WHAT YOU WILL DO:
Count up the lines in the following listing that hold the word "current", then give only that count.

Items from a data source

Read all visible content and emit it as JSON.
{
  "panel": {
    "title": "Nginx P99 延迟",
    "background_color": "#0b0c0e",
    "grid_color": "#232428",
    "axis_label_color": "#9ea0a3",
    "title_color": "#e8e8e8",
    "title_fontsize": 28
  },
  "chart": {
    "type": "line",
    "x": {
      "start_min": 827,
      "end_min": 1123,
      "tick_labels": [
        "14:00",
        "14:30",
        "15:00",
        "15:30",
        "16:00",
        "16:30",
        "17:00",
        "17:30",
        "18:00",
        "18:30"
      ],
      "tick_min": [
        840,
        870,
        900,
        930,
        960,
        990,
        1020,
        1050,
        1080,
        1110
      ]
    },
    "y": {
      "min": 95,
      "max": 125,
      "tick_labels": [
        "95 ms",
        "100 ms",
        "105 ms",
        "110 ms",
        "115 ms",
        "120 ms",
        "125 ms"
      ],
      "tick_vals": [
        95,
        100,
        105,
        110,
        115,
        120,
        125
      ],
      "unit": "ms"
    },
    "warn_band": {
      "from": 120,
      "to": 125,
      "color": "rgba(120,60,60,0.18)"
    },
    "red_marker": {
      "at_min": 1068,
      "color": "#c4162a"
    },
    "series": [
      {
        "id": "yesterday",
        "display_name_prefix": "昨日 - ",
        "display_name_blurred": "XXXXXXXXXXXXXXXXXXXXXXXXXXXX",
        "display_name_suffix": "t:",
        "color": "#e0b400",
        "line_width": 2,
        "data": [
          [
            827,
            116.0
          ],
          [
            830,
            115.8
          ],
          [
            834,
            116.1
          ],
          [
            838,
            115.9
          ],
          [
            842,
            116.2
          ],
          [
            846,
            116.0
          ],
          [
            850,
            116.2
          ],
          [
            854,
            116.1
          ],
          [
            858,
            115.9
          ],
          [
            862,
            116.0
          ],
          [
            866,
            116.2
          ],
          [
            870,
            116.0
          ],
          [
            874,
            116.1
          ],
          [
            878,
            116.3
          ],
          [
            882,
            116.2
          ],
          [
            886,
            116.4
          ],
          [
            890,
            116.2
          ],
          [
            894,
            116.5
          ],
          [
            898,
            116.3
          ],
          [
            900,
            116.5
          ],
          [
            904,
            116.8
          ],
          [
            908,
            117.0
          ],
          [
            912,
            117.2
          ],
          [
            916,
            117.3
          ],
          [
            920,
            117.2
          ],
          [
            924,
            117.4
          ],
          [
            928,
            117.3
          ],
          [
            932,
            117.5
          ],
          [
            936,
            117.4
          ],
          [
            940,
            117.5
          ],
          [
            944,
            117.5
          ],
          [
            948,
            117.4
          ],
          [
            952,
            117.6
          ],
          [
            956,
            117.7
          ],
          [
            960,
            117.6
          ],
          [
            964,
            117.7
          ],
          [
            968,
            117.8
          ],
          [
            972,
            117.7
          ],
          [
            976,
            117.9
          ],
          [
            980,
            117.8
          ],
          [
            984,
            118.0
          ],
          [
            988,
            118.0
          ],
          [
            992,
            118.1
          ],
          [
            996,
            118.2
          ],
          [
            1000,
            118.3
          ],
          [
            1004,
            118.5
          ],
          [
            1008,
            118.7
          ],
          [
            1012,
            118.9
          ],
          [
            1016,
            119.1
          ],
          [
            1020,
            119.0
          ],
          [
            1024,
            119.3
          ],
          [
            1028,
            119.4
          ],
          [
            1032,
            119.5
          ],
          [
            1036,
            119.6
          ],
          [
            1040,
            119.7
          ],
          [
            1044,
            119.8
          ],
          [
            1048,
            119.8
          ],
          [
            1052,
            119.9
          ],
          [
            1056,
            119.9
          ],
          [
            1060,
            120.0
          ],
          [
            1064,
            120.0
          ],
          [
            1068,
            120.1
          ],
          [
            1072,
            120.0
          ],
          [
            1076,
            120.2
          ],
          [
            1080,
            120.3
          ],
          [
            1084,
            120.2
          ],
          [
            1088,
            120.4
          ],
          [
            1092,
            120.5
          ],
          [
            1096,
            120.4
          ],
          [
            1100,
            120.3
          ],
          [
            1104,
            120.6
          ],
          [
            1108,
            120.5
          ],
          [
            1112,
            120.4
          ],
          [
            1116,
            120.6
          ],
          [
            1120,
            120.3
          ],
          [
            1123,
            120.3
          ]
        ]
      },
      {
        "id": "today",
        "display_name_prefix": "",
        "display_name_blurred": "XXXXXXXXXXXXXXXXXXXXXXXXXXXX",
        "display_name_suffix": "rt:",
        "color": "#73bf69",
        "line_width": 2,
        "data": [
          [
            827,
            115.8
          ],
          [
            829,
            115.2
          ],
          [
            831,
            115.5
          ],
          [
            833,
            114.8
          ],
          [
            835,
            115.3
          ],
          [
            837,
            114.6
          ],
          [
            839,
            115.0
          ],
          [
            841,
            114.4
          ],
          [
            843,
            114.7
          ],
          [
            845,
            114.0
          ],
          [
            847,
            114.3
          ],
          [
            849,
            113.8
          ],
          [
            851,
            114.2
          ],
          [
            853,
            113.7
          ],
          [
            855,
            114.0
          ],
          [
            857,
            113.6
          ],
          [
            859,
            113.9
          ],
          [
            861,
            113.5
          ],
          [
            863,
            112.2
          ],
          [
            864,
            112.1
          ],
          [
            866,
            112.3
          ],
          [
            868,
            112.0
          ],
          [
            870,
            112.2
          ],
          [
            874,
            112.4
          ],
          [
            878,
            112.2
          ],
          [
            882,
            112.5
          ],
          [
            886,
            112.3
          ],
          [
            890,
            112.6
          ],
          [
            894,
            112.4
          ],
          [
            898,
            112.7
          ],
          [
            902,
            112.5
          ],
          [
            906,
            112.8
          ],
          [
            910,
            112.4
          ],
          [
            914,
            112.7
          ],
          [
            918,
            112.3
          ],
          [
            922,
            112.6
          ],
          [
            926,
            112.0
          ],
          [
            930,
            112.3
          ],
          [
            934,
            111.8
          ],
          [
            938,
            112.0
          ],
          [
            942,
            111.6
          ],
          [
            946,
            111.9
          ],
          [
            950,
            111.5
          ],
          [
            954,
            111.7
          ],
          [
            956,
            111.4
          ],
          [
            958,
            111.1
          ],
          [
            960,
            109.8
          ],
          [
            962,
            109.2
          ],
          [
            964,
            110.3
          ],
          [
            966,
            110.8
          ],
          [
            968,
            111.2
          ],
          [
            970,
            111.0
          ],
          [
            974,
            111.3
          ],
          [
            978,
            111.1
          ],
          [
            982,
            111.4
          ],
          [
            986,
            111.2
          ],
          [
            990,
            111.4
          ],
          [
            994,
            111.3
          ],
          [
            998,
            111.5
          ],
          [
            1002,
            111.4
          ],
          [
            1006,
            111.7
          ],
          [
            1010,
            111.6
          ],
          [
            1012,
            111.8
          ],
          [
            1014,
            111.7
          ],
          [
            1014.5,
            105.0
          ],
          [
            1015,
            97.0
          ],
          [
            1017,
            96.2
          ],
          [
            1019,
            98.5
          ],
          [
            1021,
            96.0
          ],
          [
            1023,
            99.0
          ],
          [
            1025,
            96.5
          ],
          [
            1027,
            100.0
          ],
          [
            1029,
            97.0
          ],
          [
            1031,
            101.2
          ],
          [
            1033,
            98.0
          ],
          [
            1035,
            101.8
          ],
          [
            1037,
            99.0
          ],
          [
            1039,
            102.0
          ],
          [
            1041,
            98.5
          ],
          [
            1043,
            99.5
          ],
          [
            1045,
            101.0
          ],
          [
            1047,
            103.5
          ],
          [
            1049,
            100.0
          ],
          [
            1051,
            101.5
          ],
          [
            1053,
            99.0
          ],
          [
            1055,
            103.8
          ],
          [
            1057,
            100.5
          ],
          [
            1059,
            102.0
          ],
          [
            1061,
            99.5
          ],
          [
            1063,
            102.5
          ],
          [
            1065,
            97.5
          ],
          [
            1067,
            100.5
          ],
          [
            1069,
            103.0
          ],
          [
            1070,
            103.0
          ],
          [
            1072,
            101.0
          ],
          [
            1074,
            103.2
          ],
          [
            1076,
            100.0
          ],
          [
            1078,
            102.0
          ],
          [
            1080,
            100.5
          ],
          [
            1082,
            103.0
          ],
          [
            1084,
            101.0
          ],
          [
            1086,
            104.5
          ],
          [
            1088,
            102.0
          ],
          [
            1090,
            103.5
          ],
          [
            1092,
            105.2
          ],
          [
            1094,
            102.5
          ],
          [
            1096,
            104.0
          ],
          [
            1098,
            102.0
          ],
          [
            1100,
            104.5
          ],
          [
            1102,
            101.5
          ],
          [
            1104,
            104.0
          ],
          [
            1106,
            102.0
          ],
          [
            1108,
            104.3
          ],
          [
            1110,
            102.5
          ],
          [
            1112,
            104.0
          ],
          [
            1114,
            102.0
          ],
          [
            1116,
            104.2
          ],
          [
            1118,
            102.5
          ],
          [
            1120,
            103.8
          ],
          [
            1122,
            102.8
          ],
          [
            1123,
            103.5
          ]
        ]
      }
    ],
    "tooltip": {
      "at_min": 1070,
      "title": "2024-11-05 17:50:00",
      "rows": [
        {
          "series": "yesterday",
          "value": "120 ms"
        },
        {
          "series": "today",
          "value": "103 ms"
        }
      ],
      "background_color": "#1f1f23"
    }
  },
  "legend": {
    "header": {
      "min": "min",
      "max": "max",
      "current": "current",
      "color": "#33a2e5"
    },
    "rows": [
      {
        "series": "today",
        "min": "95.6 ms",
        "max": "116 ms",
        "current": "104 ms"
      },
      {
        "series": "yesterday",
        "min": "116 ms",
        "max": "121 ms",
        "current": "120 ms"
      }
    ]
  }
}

EXERCISE SOLUTION:
3